>> BEGIN Records for the exercise

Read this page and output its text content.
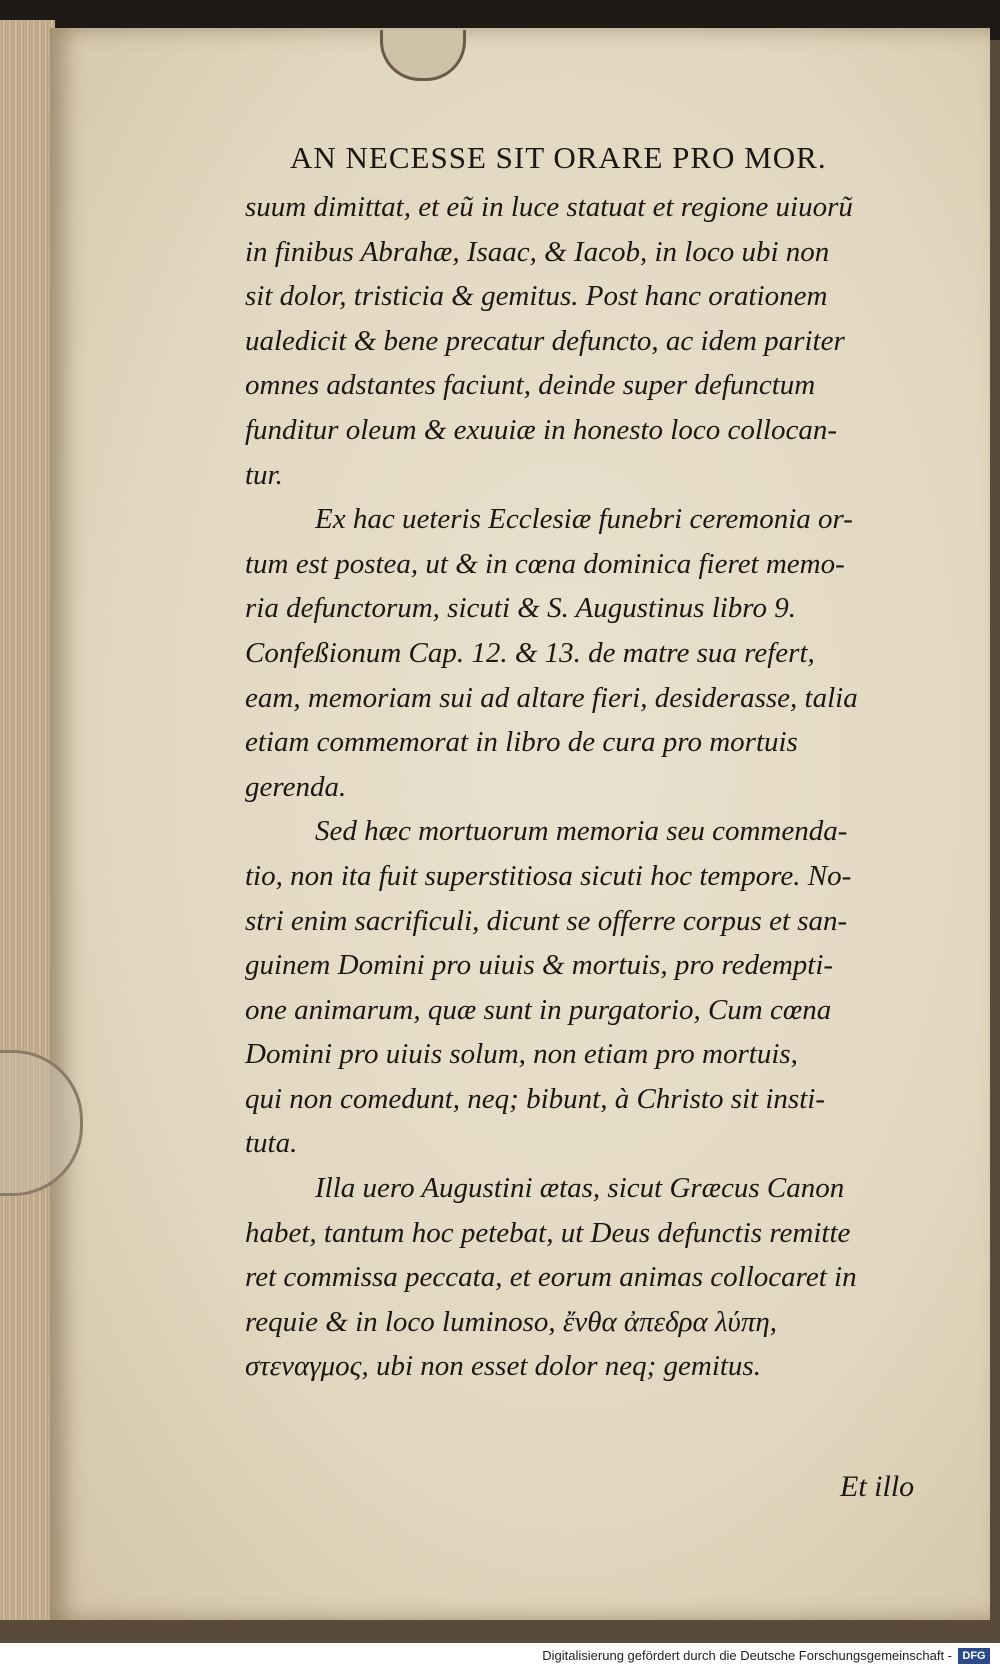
AN NECESSE SIT ORARE PRO MOR.
suum dimittat, et eũ in luce statuat et regione uiuorũ
in finibus Abrahæ, Isaac, & Iacob, in loco ubi non
sit dolor, tristicia & gemitus. Post hanc orationem
ualedicit & bene precatur defuncto, ac idem pariter
omnes adstantes faciunt, deinde super defunctum
funditur oleum & exuuiæ in honesto loco collocan-
tur.
Ex hac ueteris Ecclesiæ funebri ceremonia or-
tum est postea, ut & in cœna dominica fieret memo-
ria defunctorum, sicuti & S. Augustinus libro 9.
Confeßionum Cap. 12. & 13. de matre sua refert,
eam, memoriam sui ad altare fieri, desiderasse, talia
etiam commemorat in libro de cura pro mortuis
gerenda.
Sed hæc mortuorum memoria seu commenda-
tio, non ita fuit superstitiosa sicuti hoc tempore. No-
stri enim sacrificuli, dicunt se offerre corpus et san-
guinem Domini pro uiuis & mortuis, pro redempti-
one animarum, quæ sunt in purgatorio, Cum cœna
Domini pro uiuis solum, non etiam pro mortuis,
qui non comedunt, neq; bibunt, à Christo sit insti-
tuta.
Illa uero Augustini ætas, sicut Græcus Canon
habet, tantum hoc petebat, ut Deus defunctis remitte
ret commissa peccata, et eorum animas collocaret in
requie & in loco luminoso, ἔνθα ἀπεδρα λύπη,
στεναγμος, ubi non esset dolor neq; gemitus.
Et illo
Digitalisierung gefördert durch die Deutsche Forschungsgemeinschaft - DFG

>> END Records for the exercise

§ **What the task requires**:
All of the data above should be quoted exactly, except for the pictures.

§ **Task output**:
Read this page and output its text content.
AN NECESSE SIT ORARE PRO MOR.
suum dimittat, et eũ in luce statuat et regione uiuorũ
in finibus Abrahæ, Isaac, & Iacob, in loco ubi non
sit dolor, tristicia & gemitus. Post hanc orationem
ualedicit & bene precatur defuncto, ac idem pariter
omnes adstantes faciunt, deinde super defunctum
funditur oleum & exuuiæ in honesto loco collocan-
tur.
Ex hac ueteris Ecclesiæ funebri ceremonia or-
tum est postea, ut & in cœna dominica fieret memo-
ria defunctorum, sicuti & S. Augustinus libro 9.
Confeßionum Cap. 12. & 13. de matre sua refert,
eam, memoriam sui ad altare fieri, desiderasse, talia
etiam commemorat in libro de cura pro mortuis
gerenda.
Sed hæc mortuorum memoria seu commenda-
tio, non ita fuit superstitiosa sicuti hoc tempore. No-
stri enim sacrificuli, dicunt se offerre corpus et san-
guinem Domini pro uiuis & mortuis, pro redempti-
one animarum, quæ sunt in purgatorio, Cum cœna
Domini pro uiuis solum, non etiam pro mortuis,
qui non comedunt, neq; bibunt, à Christo sit insti-
tuta.
Illa uero Augustini ætas, sicut Græcus Canon
habet, tantum hoc petebat, ut Deus defunctis remitte
ret commissa peccata, et eorum animas collocaret in
requie & in loco luminoso, ἔνθα ἀπεδρα λύπη,
στεναγμος, ubi non esset dolor neq; gemitus.
Et illo
Digitalisierung gefördert durch die Deutsche Forschungsgemeinschaft - DFG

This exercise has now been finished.